* begin *
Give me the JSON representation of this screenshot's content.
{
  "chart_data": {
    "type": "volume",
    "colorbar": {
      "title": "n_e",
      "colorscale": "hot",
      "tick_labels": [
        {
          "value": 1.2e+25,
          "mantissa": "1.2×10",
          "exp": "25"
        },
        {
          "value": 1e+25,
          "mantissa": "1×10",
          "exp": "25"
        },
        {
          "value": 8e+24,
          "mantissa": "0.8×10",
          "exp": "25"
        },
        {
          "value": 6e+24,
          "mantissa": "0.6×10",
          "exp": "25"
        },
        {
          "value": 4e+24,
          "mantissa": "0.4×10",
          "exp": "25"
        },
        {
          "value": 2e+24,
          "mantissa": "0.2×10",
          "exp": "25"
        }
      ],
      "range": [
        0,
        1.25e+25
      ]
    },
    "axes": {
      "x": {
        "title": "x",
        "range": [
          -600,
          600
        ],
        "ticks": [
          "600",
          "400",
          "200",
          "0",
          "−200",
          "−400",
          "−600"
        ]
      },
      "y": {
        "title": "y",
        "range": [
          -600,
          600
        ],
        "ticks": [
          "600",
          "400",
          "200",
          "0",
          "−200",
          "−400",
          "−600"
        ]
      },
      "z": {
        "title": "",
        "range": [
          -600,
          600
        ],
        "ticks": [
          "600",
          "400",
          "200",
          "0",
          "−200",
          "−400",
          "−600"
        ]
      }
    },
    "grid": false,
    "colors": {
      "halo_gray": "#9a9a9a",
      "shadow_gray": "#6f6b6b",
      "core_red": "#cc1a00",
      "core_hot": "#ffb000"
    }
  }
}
* end *
> What the exercise asks
The entries above must be returned in full, exactly as shown.

> Worked solution
Give me the JSON representation of this screenshot's content.
{
  "chart_data": {
    "type": "volume",
    "colorbar": {
      "title": "n_e",
      "colorscale": "hot",
      "tick_labels": [
        {
          "value": 1.2e+25,
          "mantissa": "1.2×10",
          "exp": "25"
        },
        {
          "value": 1e+25,
          "mantissa": "1×10",
          "exp": "25"
        },
        {
          "value": 8e+24,
          "mantissa": "0.8×10",
          "exp": "25"
        },
        {
          "value": 6e+24,
          "mantissa": "0.6×10",
          "exp": "25"
        },
        {
          "value": 4e+24,
          "mantissa": "0.4×10",
          "exp": "25"
        },
        {
          "value": 2e+24,
          "mantissa": "0.2×10",
          "exp": "25"
        }
      ],
      "range": [
        0,
        1.25e+25
      ]
    },
    "axes": {
      "x": {
        "title": "x",
        "range": [
          -600,
          600
        ],
        "ticks": [
          "600",
          "400",
          "200",
          "0",
          "−200",
          "−400",
          "−600"
        ]
      },
      "y": {
        "title": "y",
        "range": [
          -600,
          600
        ],
        "ticks": [
          "600",
          "400",
          "200",
          "0",
          "−200",
          "−400",
          "−600"
        ]
      },
      "z": {
        "title": "",
        "range": [
          -600,
          600
        ],
        "ticks": [
          "600",
          "400",
          "200",
          "0",
          "−200",
          "−400",
          "−600"
        ]
      }
    },
    "grid": false,
    "colors": {
      "halo_gray": "#9a9a9a",
      "shadow_gray": "#6f6b6b",
      "core_red": "#cc1a00",
      "core_hot": "#ffb000"
    }
  }
}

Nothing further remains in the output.